── Supplied material
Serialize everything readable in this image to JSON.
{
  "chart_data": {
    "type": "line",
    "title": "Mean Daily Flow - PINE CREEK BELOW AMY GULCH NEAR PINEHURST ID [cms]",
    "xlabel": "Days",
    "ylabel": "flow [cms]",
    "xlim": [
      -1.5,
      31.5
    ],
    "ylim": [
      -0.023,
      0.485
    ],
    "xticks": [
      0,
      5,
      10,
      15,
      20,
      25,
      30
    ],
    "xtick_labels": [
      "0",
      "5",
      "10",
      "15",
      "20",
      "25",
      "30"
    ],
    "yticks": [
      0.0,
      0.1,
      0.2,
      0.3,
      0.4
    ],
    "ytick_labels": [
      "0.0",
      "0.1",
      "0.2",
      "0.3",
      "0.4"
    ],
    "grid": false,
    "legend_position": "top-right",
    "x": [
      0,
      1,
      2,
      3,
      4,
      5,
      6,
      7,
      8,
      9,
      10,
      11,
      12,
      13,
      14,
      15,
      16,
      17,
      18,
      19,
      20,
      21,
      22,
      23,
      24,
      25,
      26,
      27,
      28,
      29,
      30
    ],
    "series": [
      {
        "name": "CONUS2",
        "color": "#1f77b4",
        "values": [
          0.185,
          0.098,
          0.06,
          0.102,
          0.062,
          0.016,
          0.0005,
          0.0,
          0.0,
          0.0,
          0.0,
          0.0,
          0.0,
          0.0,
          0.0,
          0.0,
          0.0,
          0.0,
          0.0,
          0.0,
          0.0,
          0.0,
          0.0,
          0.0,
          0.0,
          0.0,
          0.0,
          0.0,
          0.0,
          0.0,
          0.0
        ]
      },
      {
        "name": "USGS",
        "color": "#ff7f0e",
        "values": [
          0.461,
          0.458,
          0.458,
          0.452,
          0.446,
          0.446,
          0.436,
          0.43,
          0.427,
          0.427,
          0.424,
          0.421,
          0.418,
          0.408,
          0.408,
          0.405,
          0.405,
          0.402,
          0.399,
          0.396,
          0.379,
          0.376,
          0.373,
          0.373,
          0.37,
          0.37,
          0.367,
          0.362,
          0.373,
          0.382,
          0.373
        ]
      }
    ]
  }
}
────
What the exercise asks. Transcribe the records above exactly as they appear.

Result for this exercise.
Serialize everything readable in this image to JSON.
{
  "chart_data": {
    "type": "line",
    "title": "Mean Daily Flow - PINE CREEK BELOW AMY GULCH NEAR PINEHURST ID [cms]",
    "xlabel": "Days",
    "ylabel": "flow [cms]",
    "xlim": [
      -1.5,
      31.5
    ],
    "ylim": [
      -0.023,
      0.485
    ],
    "xticks": [
      0,
      5,
      10,
      15,
      20,
      25,
      30
    ],
    "xtick_labels": [
      "0",
      "5",
      "10",
      "15",
      "20",
      "25",
      "30"
    ],
    "yticks": [
      0.0,
      0.1,
      0.2,
      0.3,
      0.4
    ],
    "ytick_labels": [
      "0.0",
      "0.1",
      "0.2",
      "0.3",
      "0.4"
    ],
    "grid": false,
    "legend_position": "top-right",
    "x": [
      0,
      1,
      2,
      3,
      4,
      5,
      6,
      7,
      8,
      9,
      10,
      11,
      12,
      13,
      14,
      15,
      16,
      17,
      18,
      19,
      20,
      21,
      22,
      23,
      24,
      25,
      26,
      27,
      28,
      29,
      30
    ],
    "series": [
      {
        "name": "CONUS2",
        "color": "#1f77b4",
        "values": [
          0.185,
          0.098,
          0.06,
          0.102,
          0.062,
          0.016,
          0.0005,
          0.0,
          0.0,
          0.0,
          0.0,
          0.0,
          0.0,
          0.0,
          0.0,
          0.0,
          0.0,
          0.0,
          0.0,
          0.0,
          0.0,
          0.0,
          0.0,
          0.0,
          0.0,
          0.0,
          0.0,
          0.0,
          0.0,
          0.0,
          0.0
        ]
      },
      {
        "name": "USGS",
        "color": "#ff7f0e",
        "values": [
          0.461,
          0.458,
          0.458,
          0.452,
          0.446,
          0.446,
          0.436,
          0.43,
          0.427,
          0.427,
          0.424,
          0.421,
          0.418,
          0.408,
          0.408,
          0.405,
          0.405,
          0.402,
          0.399,
          0.396,
          0.379,
          0.376,
          0.373,
          0.373,
          0.37,
          0.37,
          0.367,
          0.362,
          0.373,
          0.382,
          0.373
        ]
      }
    ]
  }
}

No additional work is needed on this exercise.